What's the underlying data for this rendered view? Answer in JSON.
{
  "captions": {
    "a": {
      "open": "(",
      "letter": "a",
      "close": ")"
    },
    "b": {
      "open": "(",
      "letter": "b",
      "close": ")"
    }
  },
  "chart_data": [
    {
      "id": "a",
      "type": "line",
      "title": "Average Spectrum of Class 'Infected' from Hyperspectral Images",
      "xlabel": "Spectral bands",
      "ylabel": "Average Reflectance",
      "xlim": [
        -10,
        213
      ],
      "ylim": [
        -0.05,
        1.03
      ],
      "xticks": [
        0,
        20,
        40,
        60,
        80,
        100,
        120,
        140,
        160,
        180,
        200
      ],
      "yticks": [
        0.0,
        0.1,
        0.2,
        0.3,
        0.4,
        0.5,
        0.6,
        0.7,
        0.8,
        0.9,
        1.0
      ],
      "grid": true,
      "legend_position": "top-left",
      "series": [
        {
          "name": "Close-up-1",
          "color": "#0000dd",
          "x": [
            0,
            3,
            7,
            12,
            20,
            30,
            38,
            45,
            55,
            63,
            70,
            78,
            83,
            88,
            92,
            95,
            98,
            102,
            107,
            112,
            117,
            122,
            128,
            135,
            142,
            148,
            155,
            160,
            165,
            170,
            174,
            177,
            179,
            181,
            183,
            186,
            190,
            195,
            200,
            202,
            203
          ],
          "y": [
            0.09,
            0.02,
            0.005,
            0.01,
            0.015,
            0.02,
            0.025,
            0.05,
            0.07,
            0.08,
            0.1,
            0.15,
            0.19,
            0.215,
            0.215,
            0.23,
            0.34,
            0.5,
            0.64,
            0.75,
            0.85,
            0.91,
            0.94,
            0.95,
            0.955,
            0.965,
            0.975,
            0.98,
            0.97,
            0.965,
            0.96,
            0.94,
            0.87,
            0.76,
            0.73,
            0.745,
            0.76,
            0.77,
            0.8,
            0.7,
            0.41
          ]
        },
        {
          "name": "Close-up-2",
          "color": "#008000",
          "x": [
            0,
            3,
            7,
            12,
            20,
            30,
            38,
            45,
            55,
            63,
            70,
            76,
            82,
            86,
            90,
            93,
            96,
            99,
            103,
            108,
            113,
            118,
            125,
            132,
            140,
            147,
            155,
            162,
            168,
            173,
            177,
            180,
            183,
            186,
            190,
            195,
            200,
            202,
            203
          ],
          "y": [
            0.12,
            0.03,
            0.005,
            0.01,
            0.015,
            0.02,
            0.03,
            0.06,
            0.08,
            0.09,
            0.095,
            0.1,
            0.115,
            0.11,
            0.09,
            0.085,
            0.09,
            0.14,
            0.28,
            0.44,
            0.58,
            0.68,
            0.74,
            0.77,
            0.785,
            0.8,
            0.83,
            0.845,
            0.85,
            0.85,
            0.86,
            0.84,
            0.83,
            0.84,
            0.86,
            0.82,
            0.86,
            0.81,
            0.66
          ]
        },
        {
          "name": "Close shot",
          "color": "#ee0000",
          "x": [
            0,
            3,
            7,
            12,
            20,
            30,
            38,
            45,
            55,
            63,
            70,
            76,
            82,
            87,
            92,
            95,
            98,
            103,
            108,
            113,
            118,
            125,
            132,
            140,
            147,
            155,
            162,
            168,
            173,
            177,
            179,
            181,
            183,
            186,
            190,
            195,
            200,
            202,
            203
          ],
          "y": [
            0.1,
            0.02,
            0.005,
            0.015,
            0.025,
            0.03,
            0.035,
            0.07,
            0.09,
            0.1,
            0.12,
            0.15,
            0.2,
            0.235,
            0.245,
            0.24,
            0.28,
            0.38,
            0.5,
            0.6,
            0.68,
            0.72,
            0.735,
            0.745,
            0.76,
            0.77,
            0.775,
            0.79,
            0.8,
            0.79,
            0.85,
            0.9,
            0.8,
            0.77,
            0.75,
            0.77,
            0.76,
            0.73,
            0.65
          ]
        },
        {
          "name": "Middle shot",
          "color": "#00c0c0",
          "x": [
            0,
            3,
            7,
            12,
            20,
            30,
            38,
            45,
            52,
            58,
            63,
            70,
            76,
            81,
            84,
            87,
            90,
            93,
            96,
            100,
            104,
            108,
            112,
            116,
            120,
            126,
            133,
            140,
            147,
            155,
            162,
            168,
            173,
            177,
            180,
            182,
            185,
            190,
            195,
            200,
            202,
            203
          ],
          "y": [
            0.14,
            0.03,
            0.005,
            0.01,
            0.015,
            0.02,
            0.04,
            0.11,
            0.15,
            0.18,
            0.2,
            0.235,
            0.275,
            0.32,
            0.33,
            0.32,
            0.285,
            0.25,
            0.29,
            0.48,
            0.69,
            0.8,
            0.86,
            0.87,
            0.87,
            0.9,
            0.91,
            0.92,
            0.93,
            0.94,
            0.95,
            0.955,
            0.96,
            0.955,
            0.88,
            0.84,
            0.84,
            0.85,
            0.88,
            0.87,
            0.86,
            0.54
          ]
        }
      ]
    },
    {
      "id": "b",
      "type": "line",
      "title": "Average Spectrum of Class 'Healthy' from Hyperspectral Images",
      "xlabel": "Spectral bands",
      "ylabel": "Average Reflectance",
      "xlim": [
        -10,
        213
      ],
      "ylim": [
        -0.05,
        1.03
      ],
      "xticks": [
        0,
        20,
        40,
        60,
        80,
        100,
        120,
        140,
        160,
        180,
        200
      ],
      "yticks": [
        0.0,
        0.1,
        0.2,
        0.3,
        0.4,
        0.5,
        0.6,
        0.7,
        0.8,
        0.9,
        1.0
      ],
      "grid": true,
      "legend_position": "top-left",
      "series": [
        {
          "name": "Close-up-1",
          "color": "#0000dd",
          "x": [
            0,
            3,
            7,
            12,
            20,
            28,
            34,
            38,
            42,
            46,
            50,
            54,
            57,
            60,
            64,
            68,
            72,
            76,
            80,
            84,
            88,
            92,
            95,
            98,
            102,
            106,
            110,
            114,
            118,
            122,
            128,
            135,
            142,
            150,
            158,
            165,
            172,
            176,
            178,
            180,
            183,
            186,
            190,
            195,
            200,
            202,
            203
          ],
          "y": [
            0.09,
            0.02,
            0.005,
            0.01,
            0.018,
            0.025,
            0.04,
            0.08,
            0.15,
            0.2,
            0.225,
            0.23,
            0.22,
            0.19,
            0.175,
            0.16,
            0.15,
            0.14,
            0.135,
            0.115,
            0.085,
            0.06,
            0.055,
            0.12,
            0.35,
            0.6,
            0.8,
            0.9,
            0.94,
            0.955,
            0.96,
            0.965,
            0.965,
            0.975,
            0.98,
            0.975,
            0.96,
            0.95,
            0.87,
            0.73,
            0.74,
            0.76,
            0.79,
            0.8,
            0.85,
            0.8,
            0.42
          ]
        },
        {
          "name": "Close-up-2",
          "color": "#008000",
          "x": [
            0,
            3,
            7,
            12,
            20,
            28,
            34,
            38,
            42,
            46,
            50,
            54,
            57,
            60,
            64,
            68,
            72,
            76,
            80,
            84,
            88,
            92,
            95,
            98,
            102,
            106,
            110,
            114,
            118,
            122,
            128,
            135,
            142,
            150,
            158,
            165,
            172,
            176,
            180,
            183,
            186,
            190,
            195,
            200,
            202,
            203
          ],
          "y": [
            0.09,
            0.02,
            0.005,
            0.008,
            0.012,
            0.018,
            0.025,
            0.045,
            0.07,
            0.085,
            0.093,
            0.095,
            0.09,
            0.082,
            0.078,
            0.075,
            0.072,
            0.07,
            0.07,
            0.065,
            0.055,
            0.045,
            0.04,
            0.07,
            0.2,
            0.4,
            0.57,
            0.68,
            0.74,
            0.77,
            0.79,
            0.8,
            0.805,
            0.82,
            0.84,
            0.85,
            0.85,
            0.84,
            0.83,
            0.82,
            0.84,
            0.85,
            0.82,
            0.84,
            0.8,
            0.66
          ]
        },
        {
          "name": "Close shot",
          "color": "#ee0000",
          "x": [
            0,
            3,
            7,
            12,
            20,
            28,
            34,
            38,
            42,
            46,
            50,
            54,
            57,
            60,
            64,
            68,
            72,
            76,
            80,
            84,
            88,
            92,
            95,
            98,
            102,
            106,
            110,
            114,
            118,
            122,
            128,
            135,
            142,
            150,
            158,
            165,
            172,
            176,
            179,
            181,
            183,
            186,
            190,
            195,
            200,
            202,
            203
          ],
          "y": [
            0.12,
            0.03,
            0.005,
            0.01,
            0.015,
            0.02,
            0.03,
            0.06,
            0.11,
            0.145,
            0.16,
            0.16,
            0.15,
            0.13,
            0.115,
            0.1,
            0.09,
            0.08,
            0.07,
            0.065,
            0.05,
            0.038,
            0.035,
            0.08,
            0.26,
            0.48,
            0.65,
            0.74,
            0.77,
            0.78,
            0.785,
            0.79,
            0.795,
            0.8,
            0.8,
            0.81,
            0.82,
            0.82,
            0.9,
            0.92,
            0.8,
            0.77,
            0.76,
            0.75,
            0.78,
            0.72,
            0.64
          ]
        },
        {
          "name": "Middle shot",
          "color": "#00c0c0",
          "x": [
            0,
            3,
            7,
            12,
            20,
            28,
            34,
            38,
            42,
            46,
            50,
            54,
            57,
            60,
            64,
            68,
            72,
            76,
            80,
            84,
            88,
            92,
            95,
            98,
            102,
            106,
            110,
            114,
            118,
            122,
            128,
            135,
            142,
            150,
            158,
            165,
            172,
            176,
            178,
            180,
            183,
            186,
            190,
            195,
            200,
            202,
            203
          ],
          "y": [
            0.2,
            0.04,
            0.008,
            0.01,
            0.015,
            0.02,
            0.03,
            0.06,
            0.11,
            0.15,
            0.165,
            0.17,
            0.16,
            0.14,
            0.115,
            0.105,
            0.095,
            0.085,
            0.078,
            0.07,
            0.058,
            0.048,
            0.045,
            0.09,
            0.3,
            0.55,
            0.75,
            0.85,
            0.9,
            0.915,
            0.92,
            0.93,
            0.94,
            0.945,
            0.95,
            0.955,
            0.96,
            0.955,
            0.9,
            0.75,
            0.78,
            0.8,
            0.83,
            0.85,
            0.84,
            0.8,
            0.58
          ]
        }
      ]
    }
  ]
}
▬▬▬▬▬▬
**STATED PROBLEM**
Pull every line containing the word "from" out of the material.

**ANSWER TO THIS TASK**
      "title": "Average Spectrum of Class 'Infected' from Hyperspectral Images",
      "title": "Average Spectrum of Class 'Healthy' from Hyperspectral Images",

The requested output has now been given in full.